▶ **任务要求**
请用两句话概括下面这篇关于双流网络融合源码配置与运行的博客。

▶ **文档节选**
"""

小言_互联网的博客

【源码】Convolutional Two-Stream Network Fusion for Video Action Recognition

721人阅读  评论(0)

相关链接

简介:http://www.robots.ox.ac.uk/~vgg/software/two_stream_action/
代码:https://github.com/feichtenhofer/twostreamfusion

环境准备

  1. 下载代码 https://github.com/feichtenhofer/twostreamfusion

  2. 编译matconvnet

    1. 安装C++编译环境
      使用Visual Studio编译【推荐】
      使用MinGW编译
    2. 在matlab中配置mex使用C++编译
    3. 运行compile.m
  • ‘cl.exe’ 不是内部或外部命令,也不是可运行的程序或批处理文件。
    警告: CL.EXE not found in PATH. Trying to guess out of mex setup.

    解决:在Visual Studio安装目录下搜索cl.exe,将其所在的目录添加到环境变量中,重启Matlab

  • 错误使用 mex
    data.cpp
    error C2027: use of undefined type ‘vl::CudaHelper’
    note: see declaration of ‘vl::CudaHelper’
    error C2228: left of ‘.getLastCudnnErrorMessage’ must have class/struct/union

    解决:将原来的compile.m中的vl_compilenn注释,改成编译为CPU版本

  • 错误使用 make_all>search_cuda_devkit (line 442)
    Could not find a valid NVCC executable\n

    解决:将MexConv3D/make_all.m第19行改为opts.enableGpu = false;

运行代码

以运行cnn_ucf101_spatial为例,运行cnn_ucf101_temporal的方法类似。

  1. 伪装数据集

    注释掉三行,再添加两行就好。

"""

元素与区域列表:
"""

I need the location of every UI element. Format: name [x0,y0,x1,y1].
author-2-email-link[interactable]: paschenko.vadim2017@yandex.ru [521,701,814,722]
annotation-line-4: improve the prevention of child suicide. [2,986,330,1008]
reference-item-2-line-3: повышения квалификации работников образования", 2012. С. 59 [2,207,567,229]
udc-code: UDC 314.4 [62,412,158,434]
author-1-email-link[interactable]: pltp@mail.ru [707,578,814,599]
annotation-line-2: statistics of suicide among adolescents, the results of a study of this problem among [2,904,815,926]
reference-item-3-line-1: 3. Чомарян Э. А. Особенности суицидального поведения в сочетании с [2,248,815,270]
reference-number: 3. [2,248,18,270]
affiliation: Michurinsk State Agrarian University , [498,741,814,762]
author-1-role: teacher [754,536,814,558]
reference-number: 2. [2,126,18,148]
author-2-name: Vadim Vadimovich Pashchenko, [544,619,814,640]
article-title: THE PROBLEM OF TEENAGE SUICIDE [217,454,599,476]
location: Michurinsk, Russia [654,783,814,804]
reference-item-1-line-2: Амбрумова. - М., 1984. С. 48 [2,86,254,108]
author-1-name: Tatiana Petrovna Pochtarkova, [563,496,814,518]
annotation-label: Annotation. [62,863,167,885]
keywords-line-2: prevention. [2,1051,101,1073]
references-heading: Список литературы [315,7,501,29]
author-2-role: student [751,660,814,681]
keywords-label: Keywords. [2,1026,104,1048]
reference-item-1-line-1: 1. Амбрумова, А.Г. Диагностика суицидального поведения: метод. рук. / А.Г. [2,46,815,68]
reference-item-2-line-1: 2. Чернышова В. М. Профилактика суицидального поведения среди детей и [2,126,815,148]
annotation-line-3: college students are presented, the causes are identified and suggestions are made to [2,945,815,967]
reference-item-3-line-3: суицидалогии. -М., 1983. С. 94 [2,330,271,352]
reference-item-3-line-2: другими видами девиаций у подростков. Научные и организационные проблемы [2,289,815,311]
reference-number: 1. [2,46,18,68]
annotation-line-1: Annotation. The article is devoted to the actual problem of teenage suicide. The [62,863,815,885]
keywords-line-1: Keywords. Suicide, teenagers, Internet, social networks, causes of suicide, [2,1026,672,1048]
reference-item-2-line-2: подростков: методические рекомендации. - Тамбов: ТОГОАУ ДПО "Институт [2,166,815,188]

"""

▶ **结果**
文章给出了Convolutional Two-Stream Network Fusion for Video Action Recognition的简介和代码链接,并说明了环境准备步骤:下载代码,安装C++编译环境,在matlab中配置mex使用C++编译,再运行compile.m编译matconvnet。文中还列出了编译时遇到的三个错误及解决办法,分别是把cl.exe所在目录加入环境变量,改为编译CPU版本,以及把MexConv3D/make_all.m第19行改为opts.enableGpu = false;,随后以运行cnn_ucf101_spatial为例,开始说明如何运行代码。